**Goal of the exercise**: The records should be written out in full, with nothing altered.

+--

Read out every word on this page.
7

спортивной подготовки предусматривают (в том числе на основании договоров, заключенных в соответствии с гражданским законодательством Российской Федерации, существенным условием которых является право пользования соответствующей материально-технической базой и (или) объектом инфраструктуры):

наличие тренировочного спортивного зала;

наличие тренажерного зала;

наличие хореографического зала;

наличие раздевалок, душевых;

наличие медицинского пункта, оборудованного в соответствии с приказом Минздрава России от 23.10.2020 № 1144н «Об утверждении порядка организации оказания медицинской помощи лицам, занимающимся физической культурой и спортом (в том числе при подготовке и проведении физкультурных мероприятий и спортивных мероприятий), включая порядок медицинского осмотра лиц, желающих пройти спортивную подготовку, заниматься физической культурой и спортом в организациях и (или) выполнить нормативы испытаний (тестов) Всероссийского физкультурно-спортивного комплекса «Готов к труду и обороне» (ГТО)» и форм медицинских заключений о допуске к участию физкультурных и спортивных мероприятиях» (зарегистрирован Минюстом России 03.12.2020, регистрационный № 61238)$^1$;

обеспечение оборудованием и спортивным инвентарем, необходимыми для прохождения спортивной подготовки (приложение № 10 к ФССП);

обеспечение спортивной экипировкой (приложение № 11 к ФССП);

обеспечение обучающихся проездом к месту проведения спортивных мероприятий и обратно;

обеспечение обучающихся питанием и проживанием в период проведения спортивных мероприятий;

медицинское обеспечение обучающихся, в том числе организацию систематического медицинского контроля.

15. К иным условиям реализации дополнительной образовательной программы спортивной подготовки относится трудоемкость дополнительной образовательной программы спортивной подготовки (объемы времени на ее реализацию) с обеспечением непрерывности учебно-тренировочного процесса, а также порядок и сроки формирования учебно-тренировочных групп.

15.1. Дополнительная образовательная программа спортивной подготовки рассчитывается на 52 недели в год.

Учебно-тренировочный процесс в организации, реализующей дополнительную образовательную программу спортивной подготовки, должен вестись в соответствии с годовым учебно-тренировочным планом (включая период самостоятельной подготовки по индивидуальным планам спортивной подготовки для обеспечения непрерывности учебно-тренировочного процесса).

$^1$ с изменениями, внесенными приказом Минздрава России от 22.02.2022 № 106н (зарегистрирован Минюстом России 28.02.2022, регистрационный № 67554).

+--

**Task result**:
Read out every word on this page.
7

спортивной подготовки предусматривают (в том числе на основании договоров, заключенных в соответствии с гражданским законодательством Российской Федерации, существенным условием которых является право пользования соответствующей материально-технической базой и (или) объектом инфраструктуры):

наличие тренировочного спортивного зала;

наличие тренажерного зала;

наличие хореографического зала;

наличие раздевалок, душевых;

наличие медицинского пункта, оборудованного в соответствии с приказом Минздрава России от 23.10.2020 № 1144н «Об утверждении порядка организации оказания медицинской помощи лицам, занимающимся физической культурой и спортом (в том числе при подготовке и проведении физкультурных мероприятий и спортивных мероприятий), включая порядок медицинского осмотра лиц, желающих пройти спортивную подготовку, заниматься физической культурой и спортом в организациях и (или) выполнить нормативы испытаний (тестов) Всероссийского физкультурно-спортивного комплекса «Готов к труду и обороне» (ГТО)» и форм медицинских заключений о допуске к участию физкультурных и спортивных мероприятиях» (зарегистрирован Минюстом России 03.12.2020, регистрационный № 61238)$^1$;

обеспечение оборудованием и спортивным инвентарем, необходимыми для прохождения спортивной подготовки (приложение № 10 к ФССП);

обеспечение спортивной экипировкой (приложение № 11 к ФССП);

обеспечение обучающихся проездом к месту проведения спортивных мероприятий и обратно;

обеспечение обучающихся питанием и проживанием в период проведения спортивных мероприятий;

медицинское обеспечение обучающихся, в том числе организацию систематического медицинского контроля.

15. К иным условиям реализации дополнительной образовательной программы спортивной подготовки относится трудоемкость дополнительной образовательной программы спортивной подготовки (объемы времени на ее реализацию) с обеспечением непрерывности учебно-тренировочного процесса, а также порядок и сроки формирования учебно-тренировочных групп.

15.1. Дополнительная образовательная программа спортивной подготовки рассчитывается на 52 недели в год.

Учебно-тренировочный процесс в организации, реализующей дополнительную образовательную программу спортивной подготовки, должен вестись в соответствии с годовым учебно-тренировочным планом (включая период самостоятельной подготовки по индивидуальным планам спортивной подготовки для обеспечения непрерывности учебно-тренировочного процесса).

$^1$ с изменениями, внесенными приказом Минздрава России от 22.02.2022 № 106н (зарегистрирован Минюстом России 28.02.2022, регистрационный № 67554).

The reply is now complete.